Texto da página:
....

O dia 28 de setembro de 1974 amanheceu com bom tempo, ainda convidativo para uma ida à praia. A Ponte 25 de Abril, em Lisboa, recém-rebatizada depois de retirada a placa toponímica “Ponte Salazar”, foi muito utilizada pelos lisboetas, durante todo o dia. Pela manhã, porém, movimentações militares do COPCON (Comando Operacional do Continente, criado a 8 de julho e comandado pelo estratega do 25 de Abril, o major graduado em brigadeiro Otelo Saraiva de Carvalho) restringiram, logo às primeiras horas, as movimentações civis. Foram erguidas barricadas, por populares – na verdade, elementos mobilizados, sobretudo, pelo PCP – que à entrada sul da ponte, do lado de Almada, ou em Sacavém, no final da Autoestrada do Norte, revistavam minuciosamente todas as viaturas, sob o olhar complacente dos militares, e sem outra autoridade que não fosse a da “legitimidade revolucionária”. A tensão sentia-se no ar, sobretudo quando foram encontradas duas ou três caçadeiras nas bagageiras de automóveis de gama alta, nomeadamente, da marca Mercedes-Benz, a favorita dos ”reacionários”. Muitos dos “apanhados” preparavam-se, inocentemente, para o dia seguinte, um domingo, em plena época de caça. No final, a manifestação de apoio ao Presidente da República, general António de Spínola, convocada para esse dia, em Belém, às 15h, acabou por ser boicotada e já não se realizou. No fundo, desconfiavam a ala esquerda militar e boa parte do povo que vitoriara, cinco meses antes, os capitães de Abril, que o que se preparava não era bem uma manifestação, mas uma marcha sobre Lisboa, que evocava outros exemplos, de triste memória, como a Marcha sobre Roma, de Benito Mussolini, em 1922. Para não falar do levantamento do 28 de maio de 1926, que começara por uma marcha desde Braga – mas essa era protagonizada pela tropa –, comandada por Gomes da Costa e instauradora da ditadura militar que daria origem ao Estado Novo, e inventaria uma criatura chamada Salazar. O anterior nome desta ponte.

....

Dados apresentados:
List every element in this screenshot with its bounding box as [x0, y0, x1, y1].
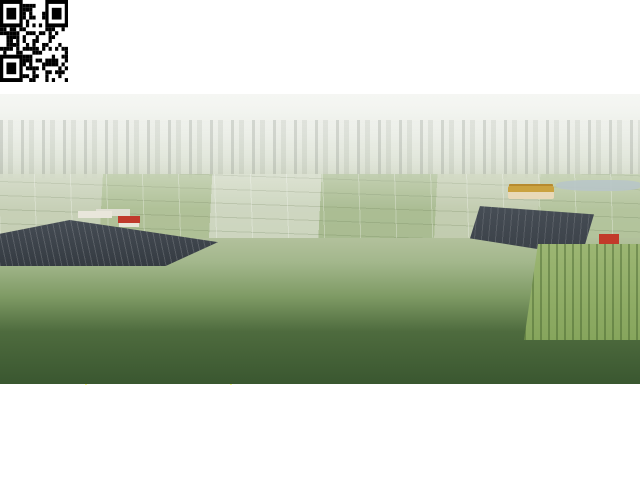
aerial-photo — [0, 94, 640, 384]
distant-pond — [556, 180, 640, 191]
land-listing-image: 1.38 กม. ถ. พุทธมณฑลสาย 4 ถ. ตัดใหม่ พรา… — [0, 0, 640, 480]
farm-buildings — [78, 211, 112, 218]
foreground-palm-trees — [0, 252, 640, 384]
red-roof-house-left — [118, 216, 140, 223]
red-roof-house-right — [599, 234, 619, 244]
orange-roof-building — [508, 186, 554, 199]
city-horizon — [0, 120, 640, 178]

....

Tarefas e exercícios:
[1] Segundo o texto da página, qual era a marca de automóvel favorita dos "reacionários"?
[2] Indique todas as pessoas referidas pelo nome no texto da página.

Respostas por tarefa:
[1] Mercedes-Benz.

[2] Otelo Saraiva de Carvalho, António de Spínola, Benito Mussolini, Gomes da Costa, Salazar